- _Written request_
Please write the listing below out again exactly, leaving every picture behind.

** START OF Material for the task **

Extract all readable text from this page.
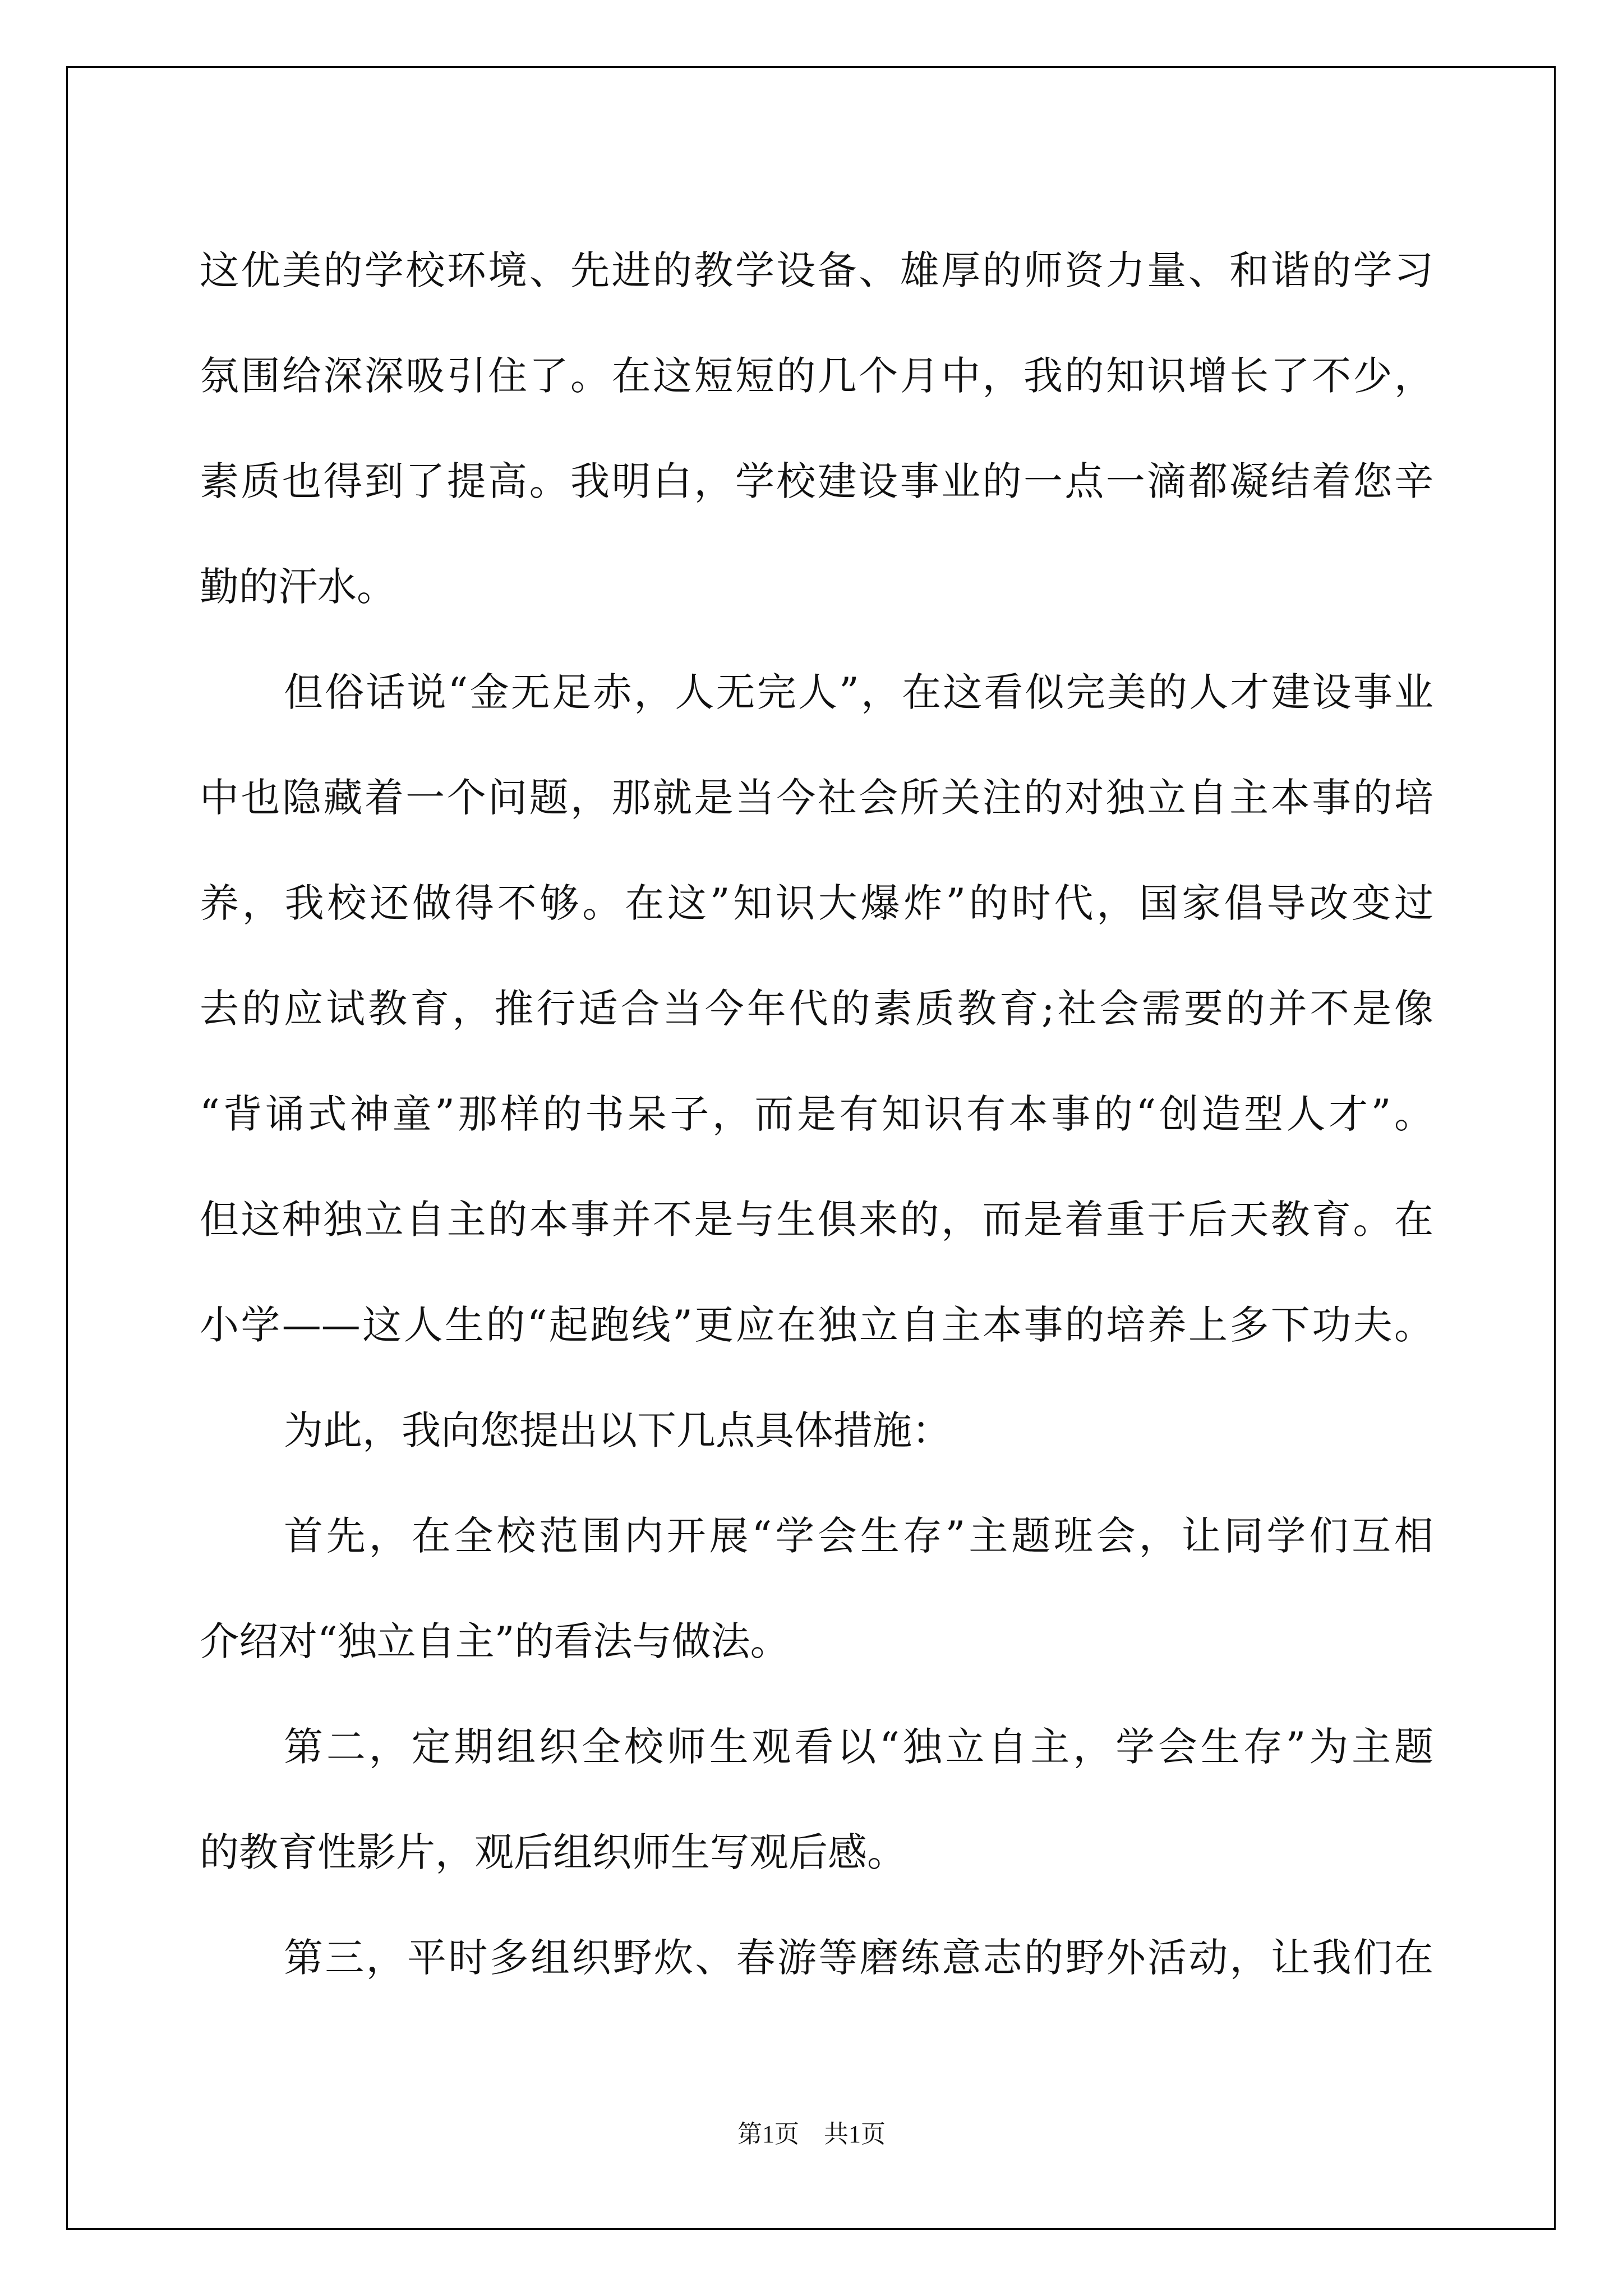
这优美的学校环境、先进的教学设备、雄厚的师资力量、和谐的学习

氛围给深深吸引住了。在这短短的几个月中，我的知识增长了不少，

素质也得到了提高。我明白，学校建设事业的一点一滴都凝结着您辛

勤的汗水。

但俗话说“金无足赤，人无完人”，在这看似完美的人才建设事业

中也隐藏着一个问题，那就是当今社会所关注的对独立自主本事的培

养，我校还做得不够。在这”知识大爆炸”的时代，国家倡导改变过

去的应试教育，推行适合当今年代的素质教育;社会需要的并不是像

“背诵式神童”那样的书呆子，而是有知识有本事的“创造型人才”。

但这种独立自主的本事并不是与生俱来的，而是着重于后天教育。在

小学——这人生的“起跑线”更应在独立自主本事的培养上多下功夫。

为此，我向您提出以下几点具体措施：

首先，在全校范围内开展“学会生存”主题班会，让同学们互相

介绍对“独立自主”的看法与做法。

第二，定期组织全校师生观看以“独立自主，学会生存”为主题

的教育性影片，观后组织师生写观后感。

第三，平时多组织野炊、春游等磨练意志的野外活动，让我们在

第1页 共1页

** END OF Material for the task **

- _Result of the exercise_
Extract all readable text from this page.
这优美的学校环境、先进的教学设备、雄厚的师资力量、和谐的学习

氛围给深深吸引住了。在这短短的几个月中，我的知识增长了不少，

素质也得到了提高。我明白，学校建设事业的一点一滴都凝结着您辛

勤的汗水。

但俗话说“金无足赤，人无完人”，在这看似完美的人才建设事业

中也隐藏着一个问题，那就是当今社会所关注的对独立自主本事的培

养，我校还做得不够。在这”知识大爆炸”的时代，国家倡导改变过

去的应试教育，推行适合当今年代的素质教育;社会需要的并不是像

“背诵式神童”那样的书呆子，而是有知识有本事的“创造型人才”。

但这种独立自主的本事并不是与生俱来的，而是着重于后天教育。在

小学——这人生的“起跑线”更应在独立自主本事的培养上多下功夫。

为此，我向您提出以下几点具体措施：

首先，在全校范围内开展“学会生存”主题班会，让同学们互相

介绍对“独立自主”的看法与做法。

第二，定期组织全校师生观看以“独立自主，学会生存”为主题

的教育性影片，观后组织师生写观后感。

第三，平时多组织野炊、春游等磨练意志的野外活动，让我们在

第1页 共1页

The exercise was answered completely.